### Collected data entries
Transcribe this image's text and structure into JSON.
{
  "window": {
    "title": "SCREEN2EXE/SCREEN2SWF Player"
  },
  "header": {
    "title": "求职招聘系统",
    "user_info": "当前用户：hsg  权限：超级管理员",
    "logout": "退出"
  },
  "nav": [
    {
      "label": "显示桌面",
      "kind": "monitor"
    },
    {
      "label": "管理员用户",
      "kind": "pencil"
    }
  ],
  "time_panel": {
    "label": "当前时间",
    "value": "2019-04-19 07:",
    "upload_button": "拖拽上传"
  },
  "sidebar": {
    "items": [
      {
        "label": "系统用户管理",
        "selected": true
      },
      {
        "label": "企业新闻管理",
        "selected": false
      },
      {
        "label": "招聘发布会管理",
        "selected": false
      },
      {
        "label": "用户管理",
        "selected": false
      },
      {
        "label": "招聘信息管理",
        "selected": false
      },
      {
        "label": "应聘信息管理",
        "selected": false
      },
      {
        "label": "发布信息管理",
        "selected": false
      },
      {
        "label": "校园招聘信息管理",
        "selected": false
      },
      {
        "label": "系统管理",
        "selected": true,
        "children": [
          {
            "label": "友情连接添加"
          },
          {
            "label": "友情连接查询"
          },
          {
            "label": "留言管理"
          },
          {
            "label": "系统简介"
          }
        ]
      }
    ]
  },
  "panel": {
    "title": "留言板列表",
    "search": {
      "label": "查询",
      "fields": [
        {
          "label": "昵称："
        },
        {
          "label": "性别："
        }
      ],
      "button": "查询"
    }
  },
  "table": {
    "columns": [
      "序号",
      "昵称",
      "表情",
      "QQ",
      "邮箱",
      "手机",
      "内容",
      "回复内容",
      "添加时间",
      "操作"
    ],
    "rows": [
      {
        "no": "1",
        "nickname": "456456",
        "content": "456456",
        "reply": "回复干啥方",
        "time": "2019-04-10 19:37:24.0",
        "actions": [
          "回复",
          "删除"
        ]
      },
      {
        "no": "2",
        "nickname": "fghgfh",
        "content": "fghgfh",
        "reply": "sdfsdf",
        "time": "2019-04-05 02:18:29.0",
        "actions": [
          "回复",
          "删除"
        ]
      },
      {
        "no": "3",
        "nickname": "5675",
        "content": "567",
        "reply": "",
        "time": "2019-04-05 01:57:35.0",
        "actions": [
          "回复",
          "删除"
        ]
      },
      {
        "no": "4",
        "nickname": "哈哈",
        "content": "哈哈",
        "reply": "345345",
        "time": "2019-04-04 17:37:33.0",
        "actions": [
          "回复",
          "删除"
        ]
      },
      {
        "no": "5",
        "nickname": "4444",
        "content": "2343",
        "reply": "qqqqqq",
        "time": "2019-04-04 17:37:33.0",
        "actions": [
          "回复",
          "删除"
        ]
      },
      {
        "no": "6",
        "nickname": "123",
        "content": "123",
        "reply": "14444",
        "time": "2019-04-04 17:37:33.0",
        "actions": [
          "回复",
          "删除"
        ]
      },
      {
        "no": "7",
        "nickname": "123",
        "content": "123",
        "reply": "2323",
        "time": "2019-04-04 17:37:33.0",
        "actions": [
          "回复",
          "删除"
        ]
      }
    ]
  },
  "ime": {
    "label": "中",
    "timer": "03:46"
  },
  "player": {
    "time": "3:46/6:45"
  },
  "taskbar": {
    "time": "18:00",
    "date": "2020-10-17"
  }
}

### Goal of the exercise
Show all lines from the data above in which the word "title" appears.

### Solution for this task
    "title": "SCREEN2EXE/SCREEN2SWF Player"
    "title": "求职招聘系统",
    "title": "留言板列表",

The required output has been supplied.